▶ Task directions: Copy the listing below, changing every "guideline-cell" to "guideline-entry" and keeping everything else as it is. Leave out the pictures.

▶ Information supplied:

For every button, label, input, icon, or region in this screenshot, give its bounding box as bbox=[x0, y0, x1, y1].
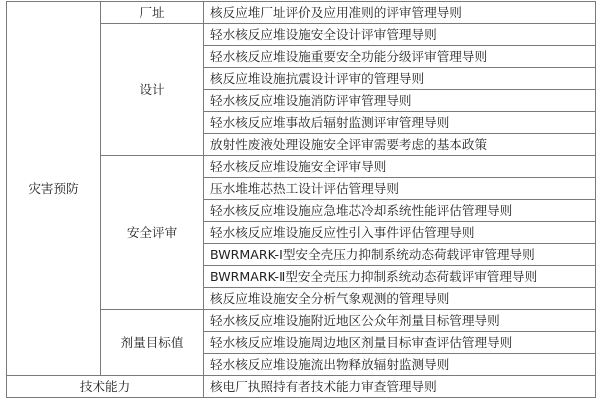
category-cell-disaster-prevention: 灾害预防 bbox=[7, 2, 101, 376]
guideline-cell: 核反应堆设施抗震设计评审的管理导则 bbox=[204, 68, 596, 90]
guideline-cell: BWRMARK-Ⅰ型安全壳压力抑制系统动态荷载评审管理导则 bbox=[204, 244, 596, 266]
guideline-cell: BWRMARK-Ⅱ型安全壳压力抑制系统动态荷载评审管理导则 bbox=[204, 266, 596, 288]
subcategory-cell-dose-target: 剂量目标值 bbox=[101, 310, 204, 376]
guideline-cell: 轻水核反应堆设施安全设计评审管理导则 bbox=[204, 24, 596, 46]
guideline-cell: 轻水核反应堆设施反应性引入事件评估管理导则 bbox=[204, 222, 596, 244]
table-row bbox=[7, 376, 596, 398]
regulation-table bbox=[6, 1, 596, 398]
regulation-table-container bbox=[6, 1, 596, 398]
guideline-cell: 核反应堆设施安全分析气象观测的管理导则 bbox=[204, 288, 596, 310]
guideline-cell: 轻水核反应堆设施附近地区公众年剂量目标管理导则 bbox=[204, 310, 596, 332]
guideline-cell: 轻水核反应堆设施安全评审导则 bbox=[204, 156, 596, 178]
guideline-cell: 轻水核反应堆设施重要安全功能分级评审管理导则 bbox=[204, 46, 596, 68]
guideline-cell: 轻水核反应堆设施应急堆芯冷却系统性能评估管理导则 bbox=[204, 200, 596, 222]
subcategory-cell-site: 厂址 bbox=[101, 2, 204, 24]
guideline-cell: 核电厂执照持有者技术能力审查管理导则 bbox=[204, 376, 596, 398]
guideline-cell: 放射性废液处理设施安全评审需要考虑的基本政策 bbox=[204, 134, 596, 156]
guideline-cell: 压水堆堆芯热工设计评估管理导则 bbox=[204, 178, 596, 200]
guideline-cell: 轻水核反应堆事故后辐射监测评审管理导则 bbox=[204, 112, 596, 134]
guideline-cell: 核反应堆厂址评价及应用准则的评审管理导则 bbox=[204, 2, 596, 24]
table-row bbox=[7, 2, 596, 24]
guideline-cell: 轻水核反应堆设施流出物释放辐射监测导则 bbox=[204, 354, 596, 376]
guideline-cell: 轻水核反应堆设施消防评审管理导则 bbox=[204, 90, 596, 112]
subcategory-cell-safety-review: 安全评审 bbox=[101, 156, 204, 310]
subcategory-cell-design: 设计 bbox=[101, 24, 204, 156]
guideline-cell: 轻水核反应堆设施周边地区剂量目标审查评估管理导则 bbox=[204, 332, 596, 354]
category-cell-technical-capability: 技术能力 bbox=[7, 376, 204, 398]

▶ Result:
For every button, label, input, icon, or region in this screenshot, give its bounding box as bbox=[x0, y0, x1, y1].
category-cell-disaster-prevention: 灾害预防 bbox=[7, 2, 101, 376]
guideline-entry: 核反应堆设施抗震设计评审的管理导则 bbox=[204, 68, 596, 90]
guideline-entry: BWRMARK-Ⅰ型安全壳压力抑制系统动态荷载评审管理导则 bbox=[204, 244, 596, 266]
guideline-entry: BWRMARK-Ⅱ型安全壳压力抑制系统动态荷载评审管理导则 bbox=[204, 266, 596, 288]
subcategory-cell-dose-target: 剂量目标值 bbox=[101, 310, 204, 376]
guideline-entry: 轻水核反应堆设施安全设计评审管理导则 bbox=[204, 24, 596, 46]
guideline-entry: 轻水核反应堆设施反应性引入事件评估管理导则 bbox=[204, 222, 596, 244]
table-row bbox=[7, 376, 596, 398]
regulation-table bbox=[6, 1, 596, 398]
regulation-table-container bbox=[6, 1, 596, 398]
guideline-entry: 核反应堆设施安全分析气象观测的管理导则 bbox=[204, 288, 596, 310]
guideline-entry: 轻水核反应堆设施附近地区公众年剂量目标管理导则 bbox=[204, 310, 596, 332]
guideline-entry: 轻水核反应堆设施安全评审导则 bbox=[204, 156, 596, 178]
guideline-entry: 轻水核反应堆设施重要安全功能分级评审管理导则 bbox=[204, 46, 596, 68]
guideline-entry: 轻水核反应堆设施应急堆芯冷却系统性能评估管理导则 bbox=[204, 200, 596, 222]
subcategory-cell-site: 厂址 bbox=[101, 2, 204, 24]
guideline-entry: 核电厂执照持有者技术能力审查管理导则 bbox=[204, 376, 596, 398]
guideline-entry: 放射性废液处理设施安全评审需要考虑的基本政策 bbox=[204, 134, 596, 156]
guideline-entry: 压水堆堆芯热工设计评估管理导则 bbox=[204, 178, 596, 200]
guideline-entry: 轻水核反应堆事故后辐射监测评审管理导则 bbox=[204, 112, 596, 134]
guideline-entry: 核反应堆厂址评价及应用准则的评审管理导则 bbox=[204, 2, 596, 24]
table-row bbox=[7, 2, 596, 24]
guideline-entry: 轻水核反应堆设施流出物释放辐射监测导则 bbox=[204, 354, 596, 376]
guideline-entry: 轻水核反应堆设施消防评审管理导则 bbox=[204, 90, 596, 112]
subcategory-cell-safety-review: 安全评审 bbox=[101, 156, 204, 310]
subcategory-cell-design: 设计 bbox=[101, 24, 204, 156]
guideline-entry: 轻水核反应堆设施周边地区剂量目标审查评估管理导则 bbox=[204, 332, 596, 354]
category-cell-technical-capability: 技术能力 bbox=[7, 376, 204, 398]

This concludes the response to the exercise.